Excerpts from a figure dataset
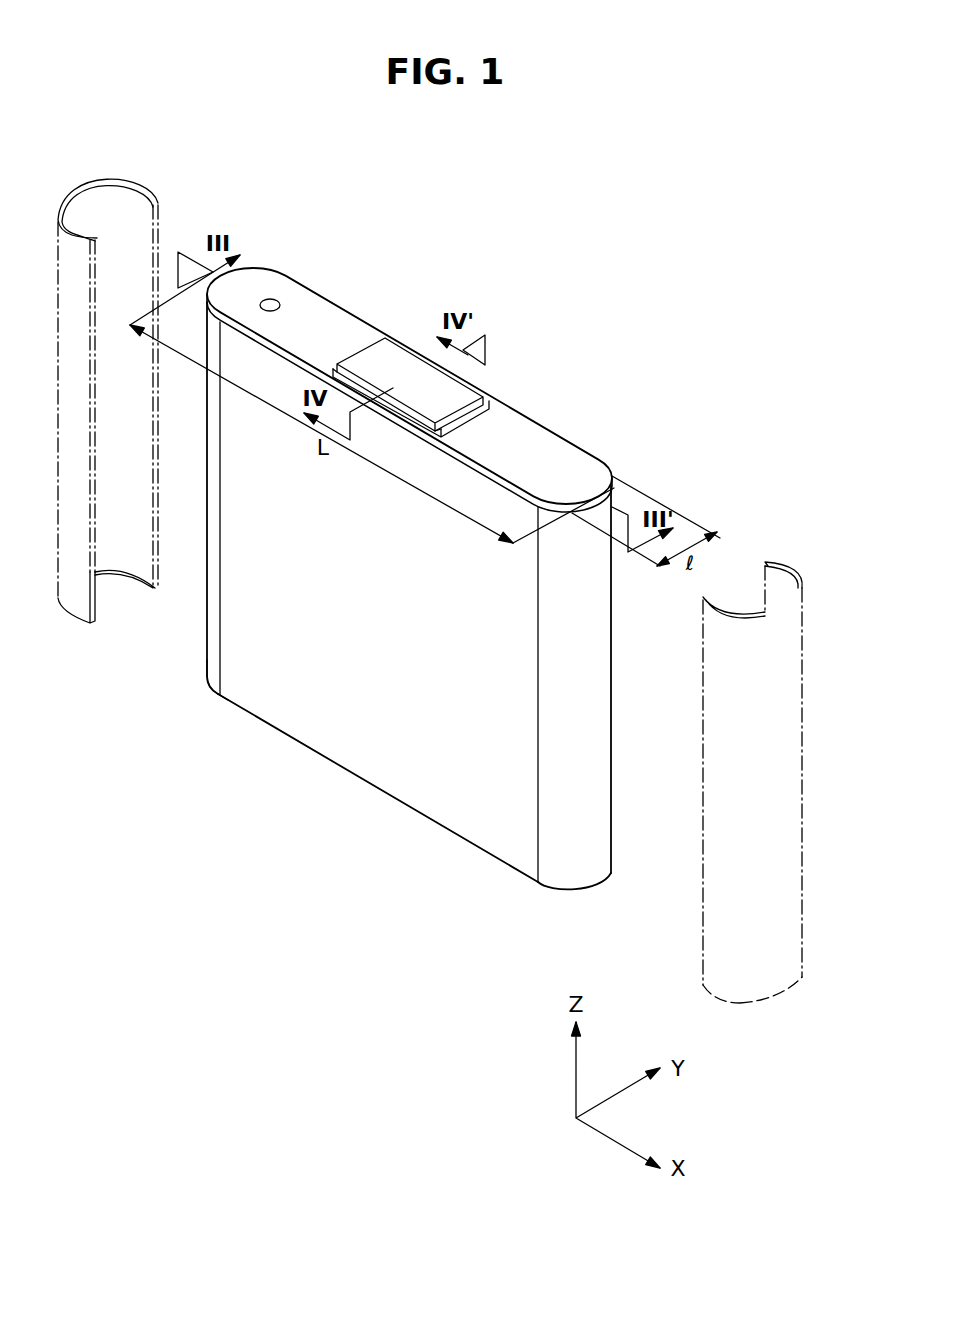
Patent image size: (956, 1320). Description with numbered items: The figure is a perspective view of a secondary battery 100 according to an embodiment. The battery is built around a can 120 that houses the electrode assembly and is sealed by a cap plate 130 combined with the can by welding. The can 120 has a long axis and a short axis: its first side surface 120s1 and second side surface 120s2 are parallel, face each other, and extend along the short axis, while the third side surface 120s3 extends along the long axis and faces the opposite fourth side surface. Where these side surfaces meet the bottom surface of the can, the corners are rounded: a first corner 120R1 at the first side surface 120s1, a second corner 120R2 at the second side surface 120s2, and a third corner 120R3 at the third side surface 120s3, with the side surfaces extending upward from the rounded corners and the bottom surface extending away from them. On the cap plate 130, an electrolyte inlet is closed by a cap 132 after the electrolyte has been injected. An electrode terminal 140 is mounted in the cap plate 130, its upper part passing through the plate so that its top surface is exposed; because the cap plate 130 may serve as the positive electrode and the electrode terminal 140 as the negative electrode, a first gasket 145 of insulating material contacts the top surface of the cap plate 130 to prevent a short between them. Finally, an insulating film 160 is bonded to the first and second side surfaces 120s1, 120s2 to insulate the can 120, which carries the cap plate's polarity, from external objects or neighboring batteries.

The secondary battery 100 is at (610, 334).
The can 120 is at (390, 635).
The first side surface 120s1 is at (205, 617).
The second side surface 120s2 is at (588, 683).
The third side surface 120s3 is at (330, 728).
The first corner 120R1 is at (206, 688).
The second corner 120R2 is at (585, 893).
The third corner 120R3 is at (455, 856).
The cap plate 130 is at (518, 430).
The cap 132 is at (277, 300).
The electrode terminal 140 is at (409, 362).
The first gasket 145 is at (371, 350).
The insulating film 160 is at (147, 193).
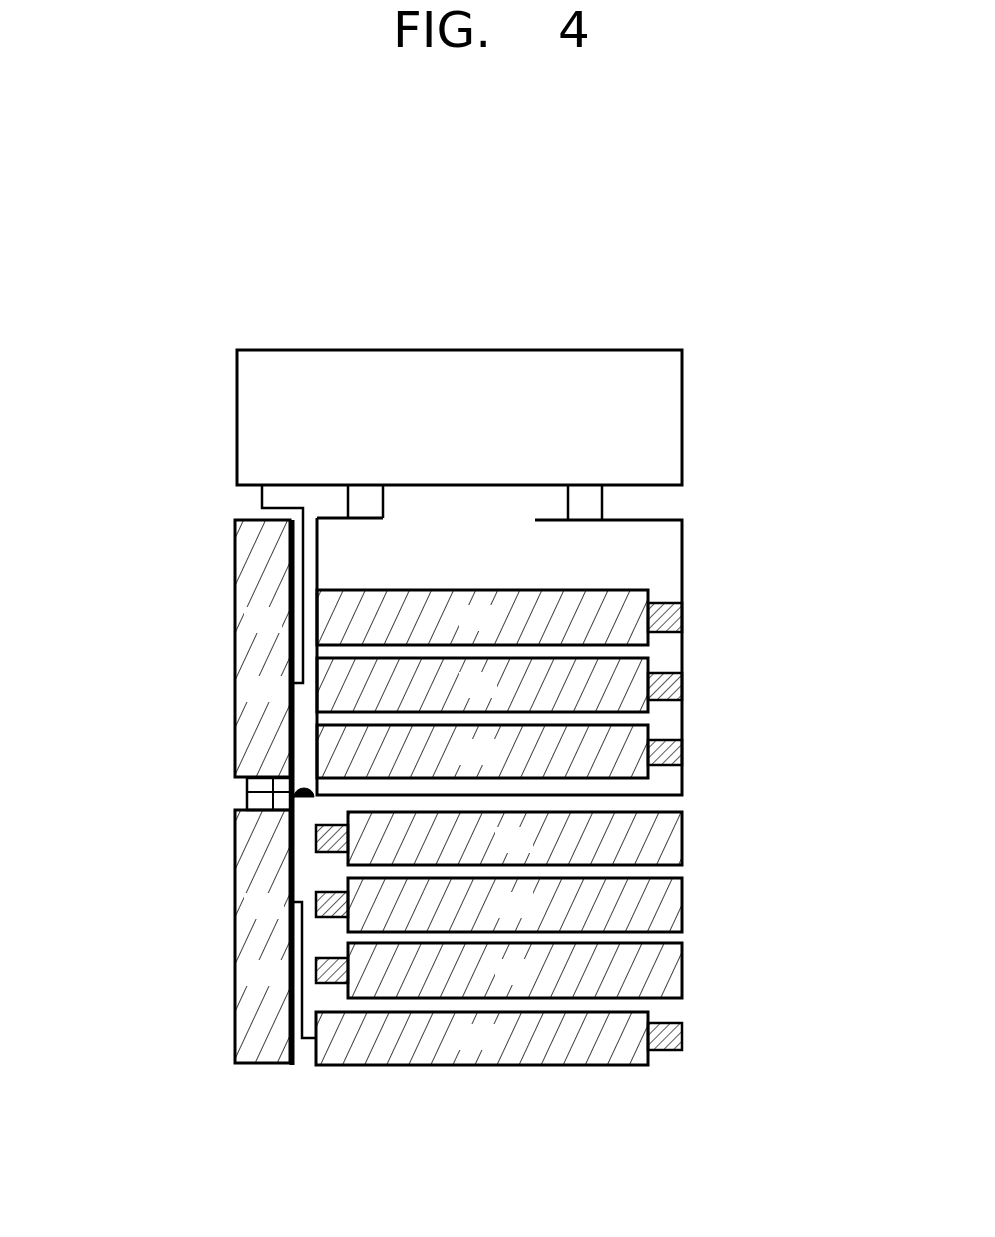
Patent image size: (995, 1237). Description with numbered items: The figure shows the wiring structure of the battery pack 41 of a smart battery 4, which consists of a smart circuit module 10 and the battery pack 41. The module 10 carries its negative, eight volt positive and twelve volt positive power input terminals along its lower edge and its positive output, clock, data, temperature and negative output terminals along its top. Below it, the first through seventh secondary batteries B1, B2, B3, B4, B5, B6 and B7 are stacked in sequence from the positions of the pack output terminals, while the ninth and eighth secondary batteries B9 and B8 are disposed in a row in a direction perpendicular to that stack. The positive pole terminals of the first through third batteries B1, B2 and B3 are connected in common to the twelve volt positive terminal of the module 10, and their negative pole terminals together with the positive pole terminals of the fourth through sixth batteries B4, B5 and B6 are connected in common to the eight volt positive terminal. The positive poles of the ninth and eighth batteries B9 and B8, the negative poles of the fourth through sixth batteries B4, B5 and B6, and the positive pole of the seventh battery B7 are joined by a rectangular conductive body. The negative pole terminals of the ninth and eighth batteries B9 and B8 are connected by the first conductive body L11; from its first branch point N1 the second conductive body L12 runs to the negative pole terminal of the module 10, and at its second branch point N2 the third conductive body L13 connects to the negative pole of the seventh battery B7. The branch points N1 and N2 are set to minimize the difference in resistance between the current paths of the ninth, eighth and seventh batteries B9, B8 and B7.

The smart battery 4 is at (707, 317).
The smart circuit module 10 is at (237, 418).
The battery pack 41 is at (148, 738).
The first conductive body L11 is at (248, 790).
The second conductive body L12 is at (262, 497).
The third conductive body L13 is at (302, 1000).
The first secondary battery B1 is at (499, 617).
The second secondary battery B2 is at (499, 685).
The third secondary battery B3 is at (499, 751).
The fourth secondary battery B4 is at (499, 838).
The fifth secondary battery B5 is at (499, 905).
The sixth secondary battery B6 is at (499, 970).
The seventh secondary battery B7 is at (499, 1038).
The eighth secondary battery B8 is at (262, 936).
The ninth secondary battery B9 is at (262, 648).
The first branch point N1 is at (264, 688).
The second branch point N2 is at (264, 905).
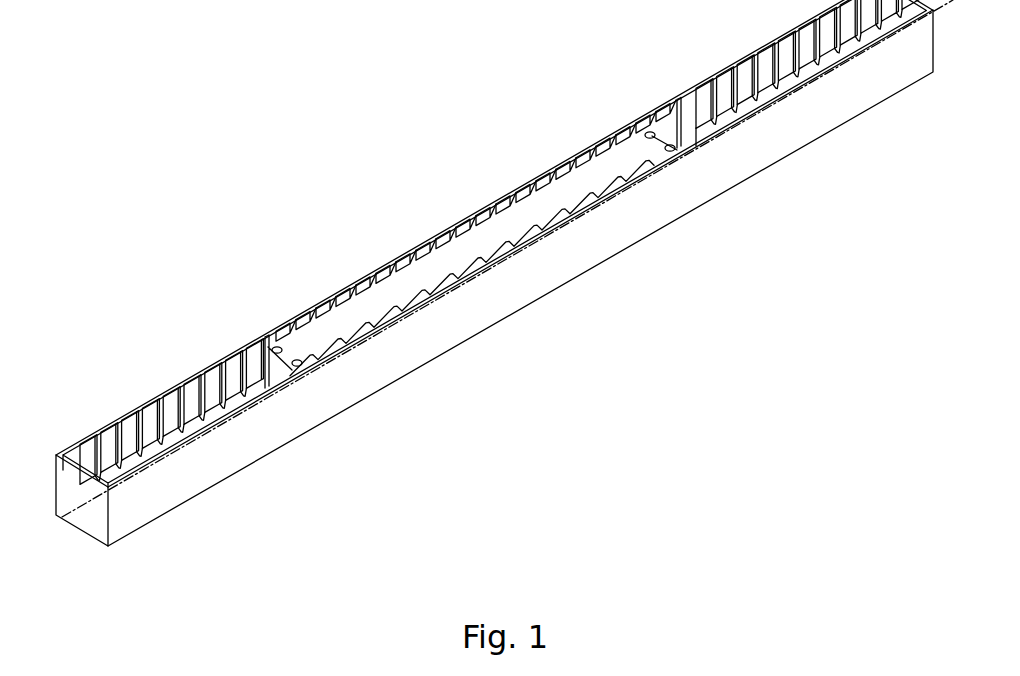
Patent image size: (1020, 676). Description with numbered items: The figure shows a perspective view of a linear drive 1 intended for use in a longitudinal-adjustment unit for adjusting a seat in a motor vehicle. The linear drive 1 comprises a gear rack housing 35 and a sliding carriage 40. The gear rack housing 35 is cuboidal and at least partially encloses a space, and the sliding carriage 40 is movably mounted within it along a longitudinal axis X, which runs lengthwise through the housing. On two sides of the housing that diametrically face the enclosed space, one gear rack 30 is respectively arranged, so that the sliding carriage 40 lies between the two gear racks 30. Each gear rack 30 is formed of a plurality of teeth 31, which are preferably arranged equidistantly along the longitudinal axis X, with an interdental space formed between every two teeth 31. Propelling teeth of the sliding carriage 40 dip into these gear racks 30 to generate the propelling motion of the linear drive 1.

The linear drive 1 is at (262, 105).
The gear rack 30 is at (690, 118).
The teeth 31 is at (225, 378).
The gear rack housing 35 is at (430, 331).
The sliding carriage 40 is at (477, 253).
The longitudinal axis X is at (598, 212).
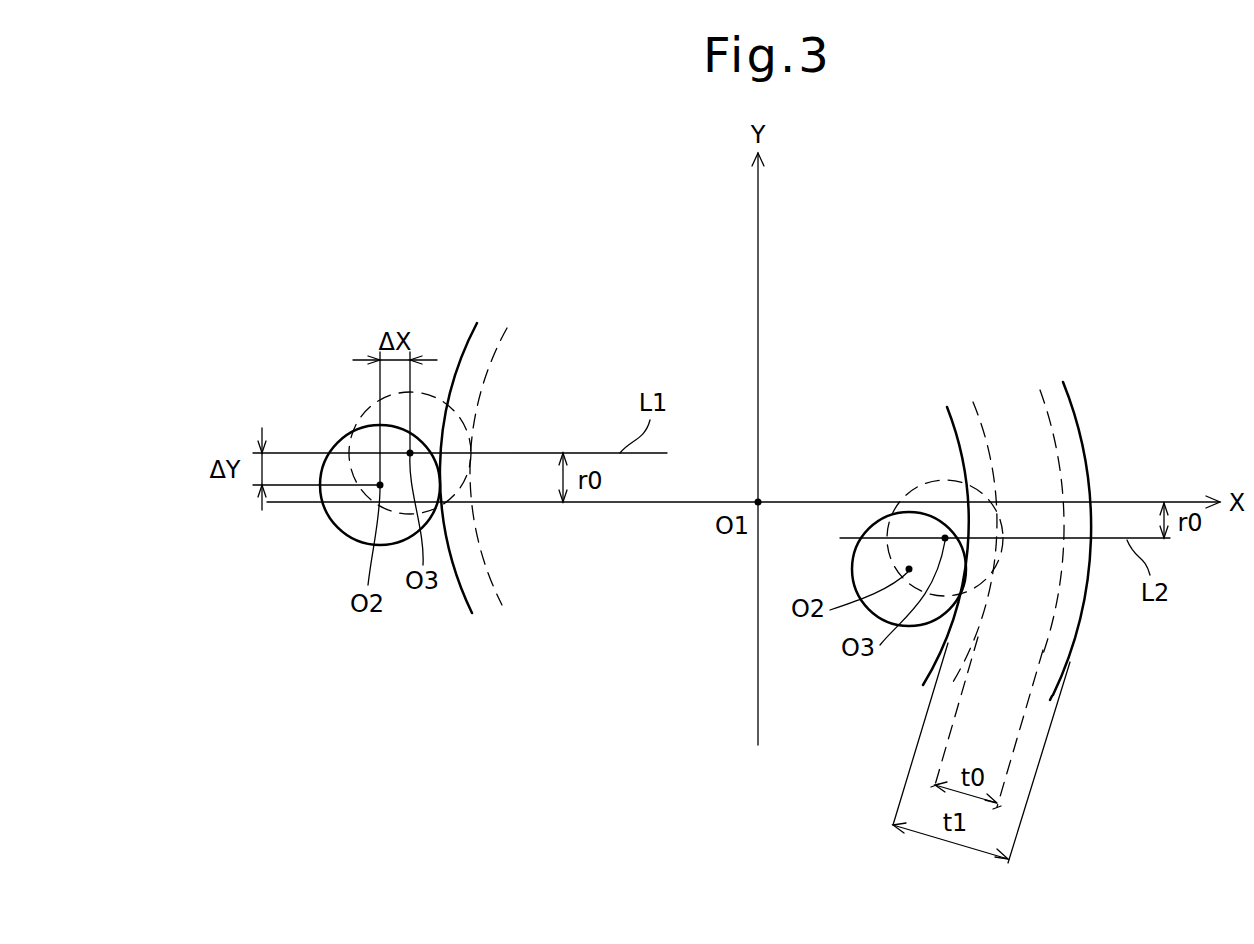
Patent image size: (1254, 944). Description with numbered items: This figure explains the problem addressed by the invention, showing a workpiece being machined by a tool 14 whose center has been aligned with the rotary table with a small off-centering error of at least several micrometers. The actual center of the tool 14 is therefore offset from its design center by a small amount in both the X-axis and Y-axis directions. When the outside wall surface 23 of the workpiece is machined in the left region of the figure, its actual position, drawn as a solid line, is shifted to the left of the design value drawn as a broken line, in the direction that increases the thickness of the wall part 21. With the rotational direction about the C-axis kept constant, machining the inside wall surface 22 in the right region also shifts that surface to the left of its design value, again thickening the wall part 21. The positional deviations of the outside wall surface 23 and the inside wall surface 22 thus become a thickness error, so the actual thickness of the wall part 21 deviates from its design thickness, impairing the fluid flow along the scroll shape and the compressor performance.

The tool 14 is at (340, 533).
The wall part 21 is at (1083, 415).
The inside wall surface 22 is at (923, 687).
The outside wall surface 23 is at (472, 613).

Exercise aim:
Output the records above as a two-column CSV with the columns "text" and "answer", one row per record. Put each record's text and its answer in a single quoted field apiece, replace line breaks with spaces, and leave out the pictures.

Problem solution:
text,answer
"Patent image size: (956, 1320). Description with numbered items: The figure is a perspective view of a secondary battery 100 according to an embodiment. The battery is built around a can 120 that houses the electrode assembly and is sealed by a cap plate 130 combined with the can by welding. The can 120 has a long axis and a short axis: its first side surface 120s1 and second side surface 120s2 are parallel, face each other, and extend along the short axis, while the third side surface 120s3 extends along the long axis and faces the opposite fourth side surface. Where these side surfaces meet the bottom surface of the can, the corners are rounded: a first corner 120R1 at the first side surface 120s1, a second corner 120R2 at the second side surface 120s2, and a third corner 120R3 at the third side surface 120s3, with the side surfaces extending upward from the rounded corners and the bottom surface extending away from them. On the cap plate 130, an electrolyte inlet is closed by a cap 132 after the electrolyte has been injected. An electrode terminal 140 is mounted in the cap plate 130, its upper part passing through the plate so that its top surface is exposed; because the cap plate 130 may serve as the positive electrode and the electrode terminal 140 as the negative electrode, a first gasket 145 of insulating material contacts the top surface of the cap plate 130 to prevent a short between them. Finally, an insulating film 160 is bonded to the first and second side surfaces 120s1, 120s2 to insulate the can 120, which carries the cap plate's polarity, from external objects or neighboring batteries.","The secondary battery 100 is at (610, 334). The can 120 is at (390, 635). The first side surface 120s1 is at (205, 617). The second side surface 120s2 is at (588, 683). The third side surface 120s3 is at (330, 728). The first corner 120R1 is at (206, 688). The second corner 120R2 is at (585, 893). The third corner 120R3 is at (455, 856). The cap plate 130 is at (518, 430). The cap 132 is at (277, 300). The electrode terminal 140 is at (409, 362). The first gasket 145 is at (371, 350). The insulating film 160 is at (147, 193)."
"Patent image size: (995, 1237). Description with numbered items: The figure shows the wiring structure of the battery pack 41 of a smart battery 4, which consists of a smart circuit module 10 and the battery pack 41. The module 10 carries its negative, eight volt positive and twelve volt positive power input terminals along its lower edge and its positive output, clock, data, temperature and negative output terminals along its top. Below it, the first through seventh secondary batteries B1, B2, B3, B4, B5, B6 and B7 are stacked in sequence from the positions of the pack output terminals, while the ninth and eighth secondary batteries B9 and B8 are disposed in a row in a direction perpendicular to that stack. The positive pole terminals of the first through third batteries B1, B2 and B3 are connected in common to the twelve volt positive terminal of the module 10, and their negative pole terminals together with the positive pole terminals of the fourth through sixth batteries B4, B5 and B6 are connected in common to the eight volt positive terminal. The positive poles of the ninth and eighth batteries B9 and B8, the negative poles of the fourth through sixth batteries B4, B5 and B6, and the positive pole of the seventh battery B7 are joined by a rectangular conductive body. The negative pole terminals of the ninth and eighth batteries B9 and B8 are connected by the first conductive body L11; from its first branch point N1 the second conductive body L12 runs to the negative pole terminal of the module 10, and at its second branch point N2 the third conductive body L13 connects to the negative pole of the seventh battery B7. The branch points N1 and N2 are set to minimize the difference in resistance between the current paths of the ninth, eighth and seventh batteries B9, B8 and B7.","The smart battery 4 is at (707, 317). The smart circuit module 10 is at (237, 418). The battery pack 41 is at (148, 738). The first conductive body L11 is at (248, 790). The second conductive body L12 is at (262, 497). The third conductive body L13 is at (302, 1000). The first secondary battery B1 is at (499, 617). The second secondary battery B2 is at (499, 685). The third secondary battery B3 is at (499, 751). The fourth secondary battery B4 is at (499, 838). The fifth secondary battery B5 is at (499, 905). The sixth secondary battery B6 is at (499, 970). The seventh secondary battery B7 is at (499, 1038). The eighth secondary battery B8 is at (262, 936). The ninth secondary battery B9 is at (262, 648). The first branch point N1 is at (264, 688). The second branch point N2 is at (264, 905)."
"Patent image size: (1020, 676). Description with numbered items: The figure shows a perspective view of a linear drive 1 intended for use in a longitudinal-adjustment unit for adjusting a seat in a motor vehicle. The linear drive 1 comprises a gear rack housing 35 and a sliding carriage 40. The gear rack housing 35 is cuboidal and at least partially encloses a space, and the sliding carriage 40 is movably mounted within it along a longitudinal axis X, which runs lengthwise through the housing. On two sides of the housing that diametrically face the enclosed space, one gear rack 30 is respectively arranged, so that the sliding carriage 40 lies between the two gear racks 30. Each gear rack 30 is formed of a plurality of teeth 31, which are preferably arranged equidistantly along the longitudinal axis X, with an interdental space formed between every two teeth 31. Propelling teeth of the sliding carriage 40 dip into these gear racks 30 to generate the propelling motion of the linear drive 1.","The linear drive 1 is at (262, 105). The gear rack 30 is at (690, 118). The teeth 31 is at (225, 378). The gear rack housing 35 is at (430, 331). The sliding carriage 40 is at (477, 253). The longitudinal axis X is at (598, 212)."
"Patent image size: (1254, 944). Description with numbered items: This figure explains the problem addressed by the invention, showing a workpiece being machined by a tool 14 whose center has been aligned with the rotary table with a small off-centering error of at least several micrometers. The actual center of the tool 14 is therefore offset from its design center by a small amount in both the X-axis and Y-axis directions. When the outside wall surface 23 of the workpiece is machined in the left region of the figure, its actual position, drawn as a solid line, is shifted to the left of the design value drawn as a broken line, in the direction that increases the thickness of the wall part 21. With the rotational direction about the C-axis kept constant, machining the inside wall surface 22 in the right region also shifts that surface to the left of its design value, again thickening the wall part 21. The positional deviations of the outside wall surface 23 and the inside wall surface 22 thus become a thickness error, so the actual thickness of the wall part 21 deviates from its design thickness, impairing the fluid flow along the scroll shape and the compressor performance.","The tool 14 is at (340, 533). The wall part 21 is at (1083, 415). The inside wall surface 22 is at (923, 687). The outside wall surface 23 is at (472, 613)."